*Exercise instructions:*
Report, as a bare number, how many lines contain the string "Gaia".
START Provided records
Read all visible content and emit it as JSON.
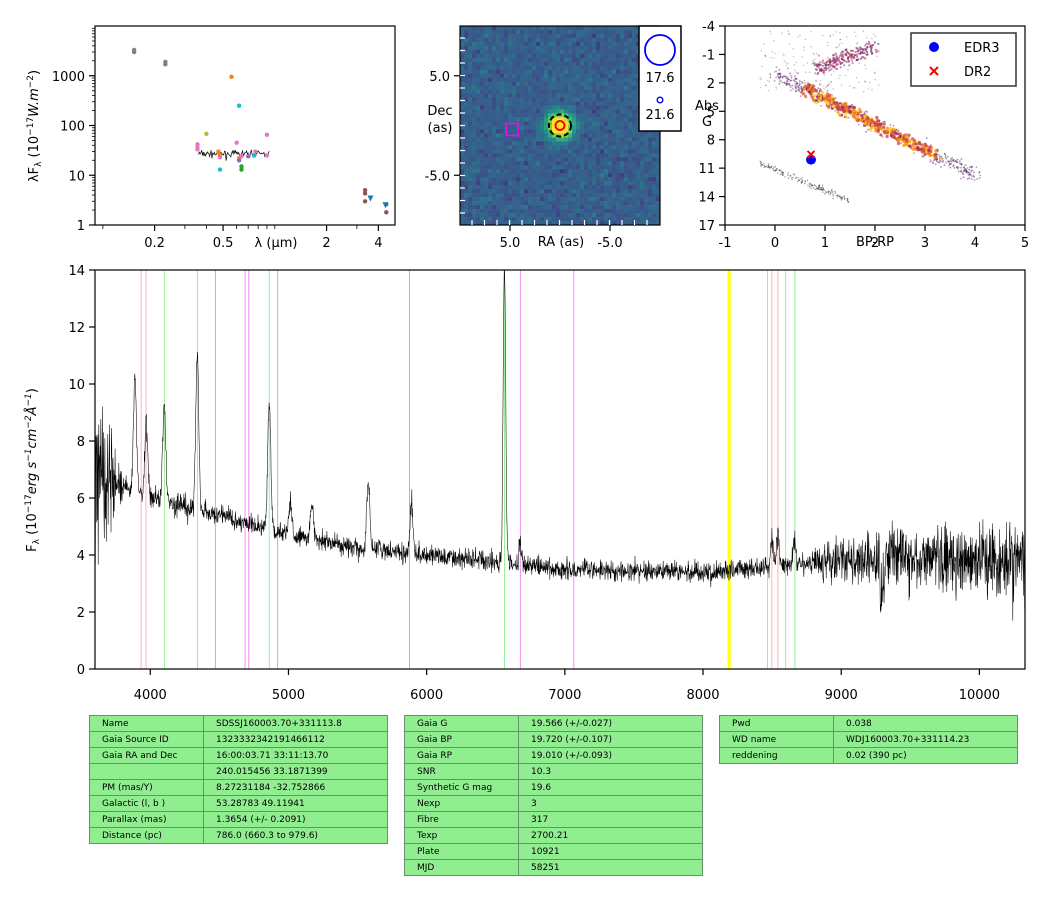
{
  "colors": {
    "sed_ink": "#000000",
    "spectrum_line": "#000000",
    "image_cmap": "viridis",
    "hr_cmap": "inferno",
    "edr3_marker": "#0000ff",
    "dr2_marker": "#ff0000",
    "target_box": "#ff00ff",
    "line_balmer": "#90ee90",
    "line_ca": "#ffaaaa",
    "line_he": "#ee82ee",
    "line_telluric": "#ffff00",
    "table_fill": "#90ee90"
  },
  "chart_data": [
    {
      "id": "sed",
      "type": "scatter",
      "ylabel": "λF_λ (10^-17 W.m^-2)",
      "xlabel": "λ (μm)",
      "xscale": "log",
      "yscale": "log",
      "xlim": [
        0.09,
        5.0
      ],
      "ylim": [
        1,
        10000
      ],
      "xticks": [
        {
          "v": 0.2,
          "l": "0.2"
        },
        {
          "v": 0.5,
          "l": "0.5"
        },
        {
          "v": 2,
          "l": "2"
        },
        {
          "v": 4,
          "l": "4"
        }
      ],
      "yticks": [
        {
          "v": 1,
          "l": "1"
        },
        {
          "v": 10,
          "l": "10"
        },
        {
          "v": 100,
          "l": "100"
        },
        {
          "v": 1000,
          "l": "1000"
        }
      ],
      "series": [
        {
          "color": "#808080",
          "points": [
            [
              0.152,
              3300
            ],
            [
              0.152,
              3000
            ],
            [
              0.231,
              1900
            ],
            [
              0.231,
              1700
            ]
          ]
        },
        {
          "color": "#ff7f0e",
          "points": [
            [
              0.56,
              950
            ],
            [
              0.47,
              30
            ],
            [
              0.62,
              22
            ],
            [
              0.48,
              25
            ]
          ]
        },
        {
          "color": "#17becf",
          "points": [
            [
              0.62,
              250
            ],
            [
              0.48,
              13
            ],
            [
              0.76,
              25
            ]
          ]
        },
        {
          "color": "#bcbd22",
          "points": [
            [
              0.4,
              68
            ]
          ]
        },
        {
          "color": "#e377c2",
          "points": [
            [
              0.355,
              42
            ],
            [
              0.355,
              37
            ],
            [
              0.355,
              33
            ],
            [
              0.6,
              45
            ],
            [
              0.48,
              23
            ],
            [
              0.64,
              24
            ],
            [
              0.77,
              30
            ],
            [
              0.9,
              65
            ],
            [
              0.9,
              25
            ]
          ]
        },
        {
          "color": "#9467bd",
          "points": [
            [
              0.62,
              20
            ],
            [
              0.7,
              24
            ]
          ]
        },
        {
          "color": "#2ca02c",
          "points": [
            [
              0.64,
              15
            ],
            [
              0.64,
              13
            ]
          ]
        },
        {
          "color": "#8c564b",
          "points": [
            [
              3.35,
              5
            ],
            [
              3.35,
              4.3
            ],
            [
              3.35,
              3
            ],
            [
              4.45,
              2.6
            ],
            [
              4.45,
              1.8
            ]
          ]
        },
        {
          "color": "#1f77b4",
          "marker": "triangle",
          "points": [
            [
              3.6,
              3.4
            ],
            [
              4.4,
              2.5
            ]
          ]
        }
      ],
      "spectrum_segment": {
        "x_range": [
          0.36,
          0.93
        ],
        "level": 27
      }
    },
    {
      "id": "image",
      "type": "heatmap",
      "xlabel": "RA (as)",
      "ylabel": "Dec (as)",
      "xlim": [
        10,
        -10
      ],
      "ylim": [
        -10,
        10
      ],
      "xticks": [
        {
          "v": 5,
          "l": "5.0"
        },
        {
          "v": -5,
          "l": "-5.0"
        }
      ],
      "yticks": [
        {
          "v": 5,
          "l": "5.0"
        },
        {
          "v": -5,
          "l": "-5.0"
        }
      ],
      "source": {
        "ra": 0,
        "dec": 0
      },
      "box_marker": {
        "ra": 4.8,
        "dec": -0.4
      },
      "legend": [
        {
          "label": "17.6"
        },
        {
          "label": "21.6"
        }
      ]
    },
    {
      "id": "hr",
      "type": "scatter",
      "xlabel": "BP-RP",
      "ylabel": "Abs G",
      "xlim": [
        -1,
        5
      ],
      "ylim": [
        17,
        -4
      ],
      "xticks": [
        {
          "v": -1,
          "l": "-1"
        },
        {
          "v": 0,
          "l": "0"
        },
        {
          "v": 1,
          "l": "1"
        },
        {
          "v": 2,
          "l": "2"
        },
        {
          "v": 3,
          "l": "3"
        },
        {
          "v": 4,
          "l": "4"
        },
        {
          "v": 5,
          "l": "5"
        }
      ],
      "yticks": [
        {
          "v": -4,
          "l": "-4"
        },
        {
          "v": -1,
          "l": "-1"
        },
        {
          "v": 2,
          "l": "2"
        },
        {
          "v": 5,
          "l": "5"
        },
        {
          "v": 8,
          "l": "8"
        },
        {
          "v": 11,
          "l": "11"
        },
        {
          "v": 14,
          "l": "14"
        },
        {
          "v": 17,
          "l": "17"
        }
      ],
      "points": [
        {
          "name": "EDR3",
          "color": "#0000ff",
          "marker": "circle",
          "x": 0.72,
          "y": 10.1
        },
        {
          "name": "DR2",
          "color": "#ff0000",
          "marker": "x",
          "x": 0.72,
          "y": 9.55
        }
      ],
      "legend": [
        {
          "label": "EDR3"
        },
        {
          "label": "DR2"
        }
      ]
    },
    {
      "id": "spectrum",
      "type": "line",
      "ylabel": "F_λ (10^-17 erg s^-1 cm^-2 Å^-1)",
      "xlabel": "",
      "xlim": [
        3600,
        10330
      ],
      "ylim": [
        0,
        14
      ],
      "xticks": [
        {
          "v": 4000,
          "l": "4000"
        },
        {
          "v": 5000,
          "l": "5000"
        },
        {
          "v": 6000,
          "l": "6000"
        },
        {
          "v": 7000,
          "l": "7000"
        },
        {
          "v": 8000,
          "l": "8000"
        },
        {
          "v": 9000,
          "l": "9000"
        },
        {
          "v": 10000,
          "l": "10000"
        }
      ],
      "yticks": [
        {
          "v": 0,
          "l": "0"
        },
        {
          "v": 2,
          "l": "2"
        },
        {
          "v": 4,
          "l": "4"
        },
        {
          "v": 6,
          "l": "6"
        },
        {
          "v": 8,
          "l": "8"
        },
        {
          "v": 10,
          "l": "10"
        },
        {
          "v": 12,
          "l": "12"
        },
        {
          "v": 14,
          "l": "14"
        }
      ],
      "continuum": [
        [
          3600,
          7.0
        ],
        [
          3700,
          6.5
        ],
        [
          3900,
          6.2
        ],
        [
          4100,
          5.9
        ],
        [
          4500,
          5.4
        ],
        [
          5000,
          4.7
        ],
        [
          5500,
          4.25
        ],
        [
          6000,
          4.0
        ],
        [
          6500,
          3.75
        ],
        [
          7000,
          3.5
        ],
        [
          7500,
          3.45
        ],
        [
          8000,
          3.4
        ],
        [
          8500,
          3.6
        ],
        [
          9000,
          3.8
        ],
        [
          9500,
          3.9
        ],
        [
          10000,
          3.85
        ],
        [
          10330,
          3.8
        ]
      ],
      "emission_peaks": [
        {
          "wl": 3889,
          "h": 4.0
        },
        {
          "wl": 3970,
          "h": 2.5
        },
        {
          "wl": 4101,
          "h": 3.5
        },
        {
          "wl": 4340,
          "h": 5.5
        },
        {
          "wl": 4861,
          "h": 4.5
        },
        {
          "wl": 5015,
          "h": 1.2
        },
        {
          "wl": 5169,
          "h": 1.3
        },
        {
          "wl": 5577,
          "h": 2.5
        },
        {
          "wl": 5890,
          "h": 1.8
        },
        {
          "wl": 6563,
          "h": 10.5
        },
        {
          "wl": 6678,
          "h": 0.8
        },
        {
          "wl": 8498,
          "h": 1.0
        },
        {
          "wl": 8542,
          "h": 1.2
        },
        {
          "wl": 8662,
          "h": 0.9
        }
      ],
      "vlines": [
        {
          "wl": 3934,
          "color": "#ffaaaa"
        },
        {
          "wl": 3969,
          "color": "#ffaaaa"
        },
        {
          "wl": 4102,
          "color": "#90ee90"
        },
        {
          "wl": 4341,
          "color": "#90ee90"
        },
        {
          "wl": 4861,
          "color": "#90ee90"
        },
        {
          "wl": 6563,
          "color": "#90ee90"
        },
        {
          "wl": 4471,
          "color": "#ee82ee"
        },
        {
          "wl": 4686,
          "color": "#ee82ee"
        },
        {
          "wl": 4713,
          "color": "#ee82ee"
        },
        {
          "wl": 4922,
          "color": "#ee82ee"
        },
        {
          "wl": 5876,
          "color": "#ee82ee"
        },
        {
          "wl": 6678,
          "color": "#ee82ee"
        },
        {
          "wl": 7065,
          "color": "#ee82ee"
        },
        {
          "wl": 8183,
          "color": "#ffff00"
        },
        {
          "wl": 8195,
          "color": "#ffff00"
        },
        {
          "wl": 8498,
          "color": "#ffaaaa"
        },
        {
          "wl": 8542,
          "color": "#ffaaaa"
        },
        {
          "wl": 8467,
          "color": "#90ee90"
        },
        {
          "wl": 8598,
          "color": "#90ee90"
        },
        {
          "wl": 8665,
          "color": "#90ee90"
        }
      ]
    }
  ],
  "tables": {
    "t1": [
      {
        "k": "Name",
        "v": "SDSSJ160003.70+331113.8"
      },
      {
        "k": "Gaia Source ID",
        "v": "1323332342191466112"
      },
      {
        "k": "Gaia RA and Dec",
        "v": "16:00:03.71    33:11:13.70"
      },
      {
        "k": "",
        "v": "240.015456    33.1871399"
      },
      {
        "k": "PM (mas/Y)",
        "v": "8.27231184    -32.752866"
      },
      {
        "k": "Galactic (l, b )",
        "v": "53.28783    49.11941"
      },
      {
        "k": "Parallax (mas)",
        "v": "1.3654 (+/- 0.2091)"
      },
      {
        "k": "Distance (pc)",
        "v": "786.0 (660.3 to 979.6)"
      }
    ],
    "t2": [
      {
        "k": "Gaia G",
        "v": "19.566 (+/-0.027)"
      },
      {
        "k": "Gaia BP",
        "v": "19.720 (+/-0.107)"
      },
      {
        "k": "Gaia RP",
        "v": "19.010 (+/-0.093)"
      },
      {
        "k": "SNR",
        "v": "10.3"
      },
      {
        "k": "Synthetic G mag",
        "v": "19.6"
      },
      {
        "k": "Nexp",
        "v": "3"
      },
      {
        "k": "Fibre",
        "v": "317"
      },
      {
        "k": "Texp",
        "v": "2700.21"
      },
      {
        "k": "Plate",
        "v": "10921"
      },
      {
        "k": "MJD",
        "v": "58251"
      }
    ],
    "t3": [
      {
        "k": "Pwd",
        "v": "0.038"
      },
      {
        "k": "WD name",
        "v": "WDJ160003.70+331114.23"
      },
      {
        "k": "reddening",
        "v": "0.02 (390 pc)"
      }
    ]
  }
}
END Provided records
*Expected answer:*
5